**What is being asked:** Print the line that contains "Extract the chart's" and every line after it through the last line of the records below, exactly as written and nothing else.

::::::::

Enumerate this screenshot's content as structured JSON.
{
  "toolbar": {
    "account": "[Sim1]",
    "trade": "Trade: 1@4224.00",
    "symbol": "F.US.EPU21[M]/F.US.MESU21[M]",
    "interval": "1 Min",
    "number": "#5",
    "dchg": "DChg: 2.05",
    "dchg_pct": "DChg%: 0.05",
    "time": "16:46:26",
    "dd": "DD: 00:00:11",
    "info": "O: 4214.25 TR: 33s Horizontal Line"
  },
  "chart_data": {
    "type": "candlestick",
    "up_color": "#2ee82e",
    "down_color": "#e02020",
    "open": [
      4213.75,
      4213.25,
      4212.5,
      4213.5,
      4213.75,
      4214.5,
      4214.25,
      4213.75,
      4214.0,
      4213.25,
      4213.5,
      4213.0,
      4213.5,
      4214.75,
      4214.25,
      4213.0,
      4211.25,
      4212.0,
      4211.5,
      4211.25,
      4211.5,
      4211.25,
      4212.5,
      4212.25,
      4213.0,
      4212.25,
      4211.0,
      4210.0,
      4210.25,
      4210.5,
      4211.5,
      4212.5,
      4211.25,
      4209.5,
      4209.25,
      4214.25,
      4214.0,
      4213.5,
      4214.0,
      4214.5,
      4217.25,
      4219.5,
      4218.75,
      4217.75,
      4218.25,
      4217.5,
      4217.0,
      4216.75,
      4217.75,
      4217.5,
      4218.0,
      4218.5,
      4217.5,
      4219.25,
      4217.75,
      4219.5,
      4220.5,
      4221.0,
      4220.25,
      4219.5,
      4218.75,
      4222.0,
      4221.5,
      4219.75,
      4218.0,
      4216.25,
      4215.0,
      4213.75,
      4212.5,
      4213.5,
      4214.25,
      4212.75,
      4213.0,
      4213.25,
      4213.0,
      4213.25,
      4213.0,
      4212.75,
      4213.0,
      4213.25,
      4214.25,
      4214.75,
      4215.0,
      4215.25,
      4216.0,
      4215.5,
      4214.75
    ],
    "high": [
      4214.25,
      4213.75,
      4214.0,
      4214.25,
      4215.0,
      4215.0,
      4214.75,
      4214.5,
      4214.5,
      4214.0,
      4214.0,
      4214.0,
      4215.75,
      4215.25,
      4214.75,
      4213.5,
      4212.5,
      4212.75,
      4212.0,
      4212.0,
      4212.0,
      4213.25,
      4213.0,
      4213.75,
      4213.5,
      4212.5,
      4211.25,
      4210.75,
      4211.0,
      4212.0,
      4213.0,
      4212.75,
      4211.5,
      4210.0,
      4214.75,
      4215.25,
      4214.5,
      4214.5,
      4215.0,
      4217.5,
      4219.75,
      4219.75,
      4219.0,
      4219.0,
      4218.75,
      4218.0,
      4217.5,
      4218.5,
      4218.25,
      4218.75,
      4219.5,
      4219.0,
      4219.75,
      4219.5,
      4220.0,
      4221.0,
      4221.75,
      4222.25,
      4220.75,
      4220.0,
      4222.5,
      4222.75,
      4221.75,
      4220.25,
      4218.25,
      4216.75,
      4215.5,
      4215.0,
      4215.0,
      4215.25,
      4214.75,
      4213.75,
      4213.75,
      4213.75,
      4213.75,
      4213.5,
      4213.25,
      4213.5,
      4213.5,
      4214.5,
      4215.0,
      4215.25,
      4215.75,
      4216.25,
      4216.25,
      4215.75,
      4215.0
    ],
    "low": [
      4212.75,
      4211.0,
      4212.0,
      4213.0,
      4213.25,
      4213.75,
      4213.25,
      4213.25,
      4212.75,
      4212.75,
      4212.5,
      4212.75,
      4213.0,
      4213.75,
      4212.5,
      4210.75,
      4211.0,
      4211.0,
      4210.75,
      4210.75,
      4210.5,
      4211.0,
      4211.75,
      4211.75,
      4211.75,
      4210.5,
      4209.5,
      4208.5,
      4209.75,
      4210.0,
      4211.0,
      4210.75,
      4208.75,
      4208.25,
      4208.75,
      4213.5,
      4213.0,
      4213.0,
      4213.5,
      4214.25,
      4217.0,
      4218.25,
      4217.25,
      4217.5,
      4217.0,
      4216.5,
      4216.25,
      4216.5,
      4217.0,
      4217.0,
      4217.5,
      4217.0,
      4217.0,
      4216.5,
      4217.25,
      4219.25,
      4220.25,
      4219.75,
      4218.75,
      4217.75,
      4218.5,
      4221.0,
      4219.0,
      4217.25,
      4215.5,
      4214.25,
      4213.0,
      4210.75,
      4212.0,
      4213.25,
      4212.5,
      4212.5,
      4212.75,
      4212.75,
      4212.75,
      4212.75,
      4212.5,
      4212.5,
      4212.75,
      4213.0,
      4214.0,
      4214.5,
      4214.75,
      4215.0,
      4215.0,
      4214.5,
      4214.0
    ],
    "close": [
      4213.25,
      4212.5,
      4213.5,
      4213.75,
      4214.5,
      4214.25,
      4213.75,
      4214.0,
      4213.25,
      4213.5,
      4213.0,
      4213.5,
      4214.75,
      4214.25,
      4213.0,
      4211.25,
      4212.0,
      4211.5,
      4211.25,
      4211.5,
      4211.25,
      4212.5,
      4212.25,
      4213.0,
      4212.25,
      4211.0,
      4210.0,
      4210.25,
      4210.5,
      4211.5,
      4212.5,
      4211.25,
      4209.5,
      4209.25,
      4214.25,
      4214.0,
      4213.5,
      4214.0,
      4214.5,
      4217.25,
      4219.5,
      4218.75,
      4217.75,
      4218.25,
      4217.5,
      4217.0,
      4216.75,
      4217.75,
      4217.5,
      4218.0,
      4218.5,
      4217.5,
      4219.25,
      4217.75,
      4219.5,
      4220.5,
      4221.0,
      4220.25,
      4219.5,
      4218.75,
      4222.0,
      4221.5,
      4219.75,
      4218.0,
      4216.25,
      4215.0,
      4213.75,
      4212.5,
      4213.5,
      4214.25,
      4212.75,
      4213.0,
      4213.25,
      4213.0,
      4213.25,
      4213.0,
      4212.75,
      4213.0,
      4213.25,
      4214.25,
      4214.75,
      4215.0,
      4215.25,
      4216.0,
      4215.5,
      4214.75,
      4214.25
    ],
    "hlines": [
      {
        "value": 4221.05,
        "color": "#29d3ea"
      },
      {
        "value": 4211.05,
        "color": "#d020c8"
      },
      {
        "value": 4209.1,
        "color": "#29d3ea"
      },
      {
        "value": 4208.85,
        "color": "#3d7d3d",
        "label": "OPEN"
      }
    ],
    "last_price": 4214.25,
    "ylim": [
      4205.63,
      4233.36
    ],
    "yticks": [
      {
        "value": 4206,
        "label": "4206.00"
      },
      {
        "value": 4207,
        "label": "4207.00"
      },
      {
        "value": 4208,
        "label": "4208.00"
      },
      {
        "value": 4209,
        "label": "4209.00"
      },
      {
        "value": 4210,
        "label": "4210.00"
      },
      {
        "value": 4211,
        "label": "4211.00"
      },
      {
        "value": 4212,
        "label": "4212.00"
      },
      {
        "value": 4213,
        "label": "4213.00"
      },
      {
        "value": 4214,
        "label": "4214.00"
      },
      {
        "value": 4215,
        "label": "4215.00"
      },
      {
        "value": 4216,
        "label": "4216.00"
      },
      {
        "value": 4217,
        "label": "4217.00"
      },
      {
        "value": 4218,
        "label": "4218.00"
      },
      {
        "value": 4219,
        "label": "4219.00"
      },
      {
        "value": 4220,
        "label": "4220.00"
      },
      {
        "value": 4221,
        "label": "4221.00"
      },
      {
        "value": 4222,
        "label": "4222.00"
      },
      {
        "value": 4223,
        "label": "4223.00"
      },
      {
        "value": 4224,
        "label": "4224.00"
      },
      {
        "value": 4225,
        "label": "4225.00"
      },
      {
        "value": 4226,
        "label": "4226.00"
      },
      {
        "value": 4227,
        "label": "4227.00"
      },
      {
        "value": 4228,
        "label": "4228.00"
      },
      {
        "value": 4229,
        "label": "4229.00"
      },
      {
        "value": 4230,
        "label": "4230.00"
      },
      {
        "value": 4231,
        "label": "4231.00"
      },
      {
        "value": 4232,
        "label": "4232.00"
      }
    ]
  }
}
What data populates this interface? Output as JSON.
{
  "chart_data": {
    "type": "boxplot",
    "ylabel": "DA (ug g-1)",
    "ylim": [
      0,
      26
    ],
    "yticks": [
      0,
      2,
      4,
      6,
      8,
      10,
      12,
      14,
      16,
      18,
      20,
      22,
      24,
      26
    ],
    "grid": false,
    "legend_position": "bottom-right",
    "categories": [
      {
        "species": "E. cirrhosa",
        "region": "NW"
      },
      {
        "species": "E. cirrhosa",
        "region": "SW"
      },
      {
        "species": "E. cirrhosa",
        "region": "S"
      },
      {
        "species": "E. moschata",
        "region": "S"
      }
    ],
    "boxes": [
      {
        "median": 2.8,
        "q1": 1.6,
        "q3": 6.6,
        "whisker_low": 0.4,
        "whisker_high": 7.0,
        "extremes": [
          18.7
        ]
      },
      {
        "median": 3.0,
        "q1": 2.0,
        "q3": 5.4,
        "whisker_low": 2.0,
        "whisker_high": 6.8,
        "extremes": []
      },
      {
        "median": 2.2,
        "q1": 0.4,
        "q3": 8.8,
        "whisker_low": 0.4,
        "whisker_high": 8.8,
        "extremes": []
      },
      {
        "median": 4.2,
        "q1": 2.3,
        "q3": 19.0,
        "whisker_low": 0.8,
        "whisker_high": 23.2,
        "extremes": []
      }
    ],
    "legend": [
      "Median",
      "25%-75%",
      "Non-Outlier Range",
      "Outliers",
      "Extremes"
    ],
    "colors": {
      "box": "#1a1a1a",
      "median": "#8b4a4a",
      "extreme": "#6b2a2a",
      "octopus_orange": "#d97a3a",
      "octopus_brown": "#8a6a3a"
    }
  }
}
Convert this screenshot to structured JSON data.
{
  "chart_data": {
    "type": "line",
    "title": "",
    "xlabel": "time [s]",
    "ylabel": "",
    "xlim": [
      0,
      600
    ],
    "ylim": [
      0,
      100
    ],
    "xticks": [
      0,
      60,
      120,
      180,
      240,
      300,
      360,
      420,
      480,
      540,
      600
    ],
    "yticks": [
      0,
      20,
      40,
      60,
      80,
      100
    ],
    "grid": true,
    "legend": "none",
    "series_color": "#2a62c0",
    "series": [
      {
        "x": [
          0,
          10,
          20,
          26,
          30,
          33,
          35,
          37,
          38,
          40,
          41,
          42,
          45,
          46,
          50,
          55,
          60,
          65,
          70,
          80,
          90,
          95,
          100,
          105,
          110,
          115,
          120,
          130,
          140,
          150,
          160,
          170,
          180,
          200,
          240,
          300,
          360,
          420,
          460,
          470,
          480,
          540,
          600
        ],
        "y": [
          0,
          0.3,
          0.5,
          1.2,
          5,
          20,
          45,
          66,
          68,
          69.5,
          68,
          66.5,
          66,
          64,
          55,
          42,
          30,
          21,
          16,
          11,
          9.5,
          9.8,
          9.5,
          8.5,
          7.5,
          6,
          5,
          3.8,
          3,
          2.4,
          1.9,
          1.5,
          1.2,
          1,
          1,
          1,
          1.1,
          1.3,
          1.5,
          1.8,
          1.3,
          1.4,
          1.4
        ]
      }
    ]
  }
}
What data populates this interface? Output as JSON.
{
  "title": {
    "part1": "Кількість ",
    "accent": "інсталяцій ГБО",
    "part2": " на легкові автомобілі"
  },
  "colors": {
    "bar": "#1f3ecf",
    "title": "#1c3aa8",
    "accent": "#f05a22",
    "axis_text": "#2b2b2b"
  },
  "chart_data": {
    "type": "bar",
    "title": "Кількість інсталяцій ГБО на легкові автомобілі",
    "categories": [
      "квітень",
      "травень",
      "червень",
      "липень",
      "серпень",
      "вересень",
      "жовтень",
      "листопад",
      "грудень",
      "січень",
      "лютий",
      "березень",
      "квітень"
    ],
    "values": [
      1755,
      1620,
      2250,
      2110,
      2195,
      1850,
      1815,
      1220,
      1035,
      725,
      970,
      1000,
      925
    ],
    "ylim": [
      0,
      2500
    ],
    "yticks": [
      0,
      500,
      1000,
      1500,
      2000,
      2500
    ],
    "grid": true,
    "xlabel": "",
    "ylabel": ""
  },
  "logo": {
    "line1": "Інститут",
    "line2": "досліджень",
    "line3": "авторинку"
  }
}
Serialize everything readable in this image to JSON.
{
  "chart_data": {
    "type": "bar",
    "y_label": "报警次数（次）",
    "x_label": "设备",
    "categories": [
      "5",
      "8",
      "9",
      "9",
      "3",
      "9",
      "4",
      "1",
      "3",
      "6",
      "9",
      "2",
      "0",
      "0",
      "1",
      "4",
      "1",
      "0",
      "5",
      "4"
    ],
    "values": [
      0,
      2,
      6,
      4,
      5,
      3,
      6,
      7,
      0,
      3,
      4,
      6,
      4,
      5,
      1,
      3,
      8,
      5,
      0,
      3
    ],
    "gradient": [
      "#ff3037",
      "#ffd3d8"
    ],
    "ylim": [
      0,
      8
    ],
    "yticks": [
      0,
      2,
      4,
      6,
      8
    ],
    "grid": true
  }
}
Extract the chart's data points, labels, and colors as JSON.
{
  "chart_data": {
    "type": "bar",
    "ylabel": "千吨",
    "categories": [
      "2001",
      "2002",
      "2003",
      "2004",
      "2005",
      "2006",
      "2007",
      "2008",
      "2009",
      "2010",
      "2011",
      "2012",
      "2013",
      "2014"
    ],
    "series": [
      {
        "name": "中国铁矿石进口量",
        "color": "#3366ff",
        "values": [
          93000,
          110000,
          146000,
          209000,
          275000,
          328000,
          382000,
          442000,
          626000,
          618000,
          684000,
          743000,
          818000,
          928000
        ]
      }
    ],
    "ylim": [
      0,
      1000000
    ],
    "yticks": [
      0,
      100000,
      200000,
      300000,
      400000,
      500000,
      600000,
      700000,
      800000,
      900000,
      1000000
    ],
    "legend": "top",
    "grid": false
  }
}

::::::::

**Written solution:**
Extract the chart's data points, labels, and colors as JSON.
{
  "chart_data": {
    "type": "bar",
    "ylabel": "千吨",
    "categories": [
      "2001",
      "2002",
      "2003",
      "2004",
      "2005",
      "2006",
      "2007",
      "2008",
      "2009",
      "2010",
      "2011",
      "2012",
      "2013",
      "2014"
    ],
    "series": [
      {
        "name": "中国铁矿石进口量",
        "color": "#3366ff",
        "values": [
          93000,
          110000,
          146000,
          209000,
          275000,
          328000,
          382000,
          442000,
          626000,
          618000,
          684000,
          743000,
          818000,
          928000
        ]
      }
    ],
    "ylim": [
      0,
      1000000
    ],
    "yticks": [
      0,
      100000,
      200000,
      300000,
      400000,
      500000,
      600000,
      700000,
      800000,
      900000,
      1000000
    ],
    "legend": "top",
    "grid": false
  }
}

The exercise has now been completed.